* Task *
Search the records for the word "TV各广告类型曝光占比" and report each line that has it.

# Material provided start

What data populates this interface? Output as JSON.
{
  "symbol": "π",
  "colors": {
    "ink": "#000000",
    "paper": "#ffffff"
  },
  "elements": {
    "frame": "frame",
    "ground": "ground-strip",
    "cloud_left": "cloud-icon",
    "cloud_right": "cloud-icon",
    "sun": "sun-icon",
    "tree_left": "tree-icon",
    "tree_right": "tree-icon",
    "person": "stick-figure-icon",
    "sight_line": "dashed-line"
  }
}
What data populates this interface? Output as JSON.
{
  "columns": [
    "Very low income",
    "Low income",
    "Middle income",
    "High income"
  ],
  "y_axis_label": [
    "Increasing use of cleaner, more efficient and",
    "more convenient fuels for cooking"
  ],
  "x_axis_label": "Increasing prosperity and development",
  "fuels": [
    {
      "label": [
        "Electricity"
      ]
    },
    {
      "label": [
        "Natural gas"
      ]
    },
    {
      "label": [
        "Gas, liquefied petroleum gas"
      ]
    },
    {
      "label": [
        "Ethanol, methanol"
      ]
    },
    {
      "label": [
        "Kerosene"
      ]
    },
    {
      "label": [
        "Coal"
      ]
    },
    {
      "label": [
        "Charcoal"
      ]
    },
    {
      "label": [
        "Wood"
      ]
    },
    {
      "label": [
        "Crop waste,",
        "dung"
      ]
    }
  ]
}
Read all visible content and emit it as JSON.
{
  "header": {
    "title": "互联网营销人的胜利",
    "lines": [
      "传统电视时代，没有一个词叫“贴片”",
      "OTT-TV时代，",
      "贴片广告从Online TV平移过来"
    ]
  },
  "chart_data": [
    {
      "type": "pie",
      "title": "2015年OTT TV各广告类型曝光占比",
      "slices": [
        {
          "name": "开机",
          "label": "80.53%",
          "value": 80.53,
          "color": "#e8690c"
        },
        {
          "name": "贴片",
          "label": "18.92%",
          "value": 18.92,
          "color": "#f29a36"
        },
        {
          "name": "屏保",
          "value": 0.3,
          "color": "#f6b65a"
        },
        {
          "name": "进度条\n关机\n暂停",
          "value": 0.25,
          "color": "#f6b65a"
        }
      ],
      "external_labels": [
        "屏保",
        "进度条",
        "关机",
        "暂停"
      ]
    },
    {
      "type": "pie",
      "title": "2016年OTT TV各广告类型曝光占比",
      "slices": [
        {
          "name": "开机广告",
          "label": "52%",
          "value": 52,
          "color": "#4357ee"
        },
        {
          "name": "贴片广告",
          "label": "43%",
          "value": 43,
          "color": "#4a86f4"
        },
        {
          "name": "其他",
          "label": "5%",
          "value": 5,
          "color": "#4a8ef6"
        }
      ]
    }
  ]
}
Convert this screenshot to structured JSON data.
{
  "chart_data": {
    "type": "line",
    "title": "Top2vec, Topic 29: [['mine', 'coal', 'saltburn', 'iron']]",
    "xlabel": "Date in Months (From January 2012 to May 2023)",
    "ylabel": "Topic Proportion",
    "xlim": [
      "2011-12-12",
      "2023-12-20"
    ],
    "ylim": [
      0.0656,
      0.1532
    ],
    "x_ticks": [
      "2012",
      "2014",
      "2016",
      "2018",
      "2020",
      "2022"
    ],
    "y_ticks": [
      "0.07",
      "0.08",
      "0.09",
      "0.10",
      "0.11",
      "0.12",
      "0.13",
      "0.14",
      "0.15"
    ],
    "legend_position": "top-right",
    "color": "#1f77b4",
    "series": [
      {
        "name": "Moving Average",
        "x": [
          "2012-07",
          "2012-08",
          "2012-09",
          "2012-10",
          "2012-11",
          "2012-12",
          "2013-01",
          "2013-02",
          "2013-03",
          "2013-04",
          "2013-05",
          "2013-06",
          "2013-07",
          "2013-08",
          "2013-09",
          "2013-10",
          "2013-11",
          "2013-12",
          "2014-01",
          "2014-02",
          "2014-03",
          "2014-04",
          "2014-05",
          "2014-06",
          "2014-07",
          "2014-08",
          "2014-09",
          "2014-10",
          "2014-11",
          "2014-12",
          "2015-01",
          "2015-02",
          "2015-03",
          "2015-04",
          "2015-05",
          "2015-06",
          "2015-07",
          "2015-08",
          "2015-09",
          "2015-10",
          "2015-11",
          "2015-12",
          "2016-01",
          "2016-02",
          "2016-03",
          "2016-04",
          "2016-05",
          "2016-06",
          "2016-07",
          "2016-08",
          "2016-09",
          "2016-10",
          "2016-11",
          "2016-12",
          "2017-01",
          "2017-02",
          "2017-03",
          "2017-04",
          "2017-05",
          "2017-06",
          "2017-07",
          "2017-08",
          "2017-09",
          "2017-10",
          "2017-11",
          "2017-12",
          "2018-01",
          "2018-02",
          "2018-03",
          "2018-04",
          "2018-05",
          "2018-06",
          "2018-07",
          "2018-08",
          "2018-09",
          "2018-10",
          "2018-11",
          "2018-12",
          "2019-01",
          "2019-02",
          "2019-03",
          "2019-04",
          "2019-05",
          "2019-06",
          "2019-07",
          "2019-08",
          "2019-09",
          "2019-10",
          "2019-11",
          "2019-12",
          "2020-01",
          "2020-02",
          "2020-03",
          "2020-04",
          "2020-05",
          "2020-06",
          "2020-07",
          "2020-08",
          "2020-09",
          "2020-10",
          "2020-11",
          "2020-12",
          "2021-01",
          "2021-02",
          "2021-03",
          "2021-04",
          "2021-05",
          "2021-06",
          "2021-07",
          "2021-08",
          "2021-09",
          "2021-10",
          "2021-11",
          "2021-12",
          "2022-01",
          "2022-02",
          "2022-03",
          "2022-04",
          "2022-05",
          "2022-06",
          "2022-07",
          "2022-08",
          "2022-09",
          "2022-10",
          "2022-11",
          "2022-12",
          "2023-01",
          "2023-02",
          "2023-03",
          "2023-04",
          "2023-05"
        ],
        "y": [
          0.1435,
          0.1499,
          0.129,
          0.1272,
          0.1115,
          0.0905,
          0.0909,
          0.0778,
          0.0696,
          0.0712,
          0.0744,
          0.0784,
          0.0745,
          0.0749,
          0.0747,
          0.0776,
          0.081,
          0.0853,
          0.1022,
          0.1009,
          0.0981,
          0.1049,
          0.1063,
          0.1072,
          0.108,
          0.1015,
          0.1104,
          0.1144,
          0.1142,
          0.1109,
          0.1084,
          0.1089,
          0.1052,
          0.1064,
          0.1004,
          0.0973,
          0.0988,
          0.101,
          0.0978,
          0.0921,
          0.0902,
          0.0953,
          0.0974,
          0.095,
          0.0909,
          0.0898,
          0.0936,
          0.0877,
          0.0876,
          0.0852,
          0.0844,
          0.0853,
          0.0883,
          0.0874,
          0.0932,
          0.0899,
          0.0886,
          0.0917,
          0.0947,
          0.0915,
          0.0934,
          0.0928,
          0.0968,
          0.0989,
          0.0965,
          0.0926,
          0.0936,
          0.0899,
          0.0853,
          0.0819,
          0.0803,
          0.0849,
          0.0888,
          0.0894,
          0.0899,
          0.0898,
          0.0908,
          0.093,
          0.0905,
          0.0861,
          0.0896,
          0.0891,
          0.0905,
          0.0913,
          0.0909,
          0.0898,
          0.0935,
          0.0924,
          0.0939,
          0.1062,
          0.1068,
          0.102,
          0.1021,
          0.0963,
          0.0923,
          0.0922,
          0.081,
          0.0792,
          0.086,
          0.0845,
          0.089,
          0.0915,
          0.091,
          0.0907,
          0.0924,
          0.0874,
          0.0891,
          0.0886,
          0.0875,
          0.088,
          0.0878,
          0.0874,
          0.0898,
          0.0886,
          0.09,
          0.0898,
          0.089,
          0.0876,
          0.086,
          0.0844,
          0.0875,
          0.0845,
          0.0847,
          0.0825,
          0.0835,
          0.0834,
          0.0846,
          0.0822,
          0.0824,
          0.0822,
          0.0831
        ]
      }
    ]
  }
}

# Material provided end

* Solution to this exercise *
      "title": "2015年OTT TV各广告类型曝光占比",
      "title": "2016年OTT TV各广告类型曝光占比",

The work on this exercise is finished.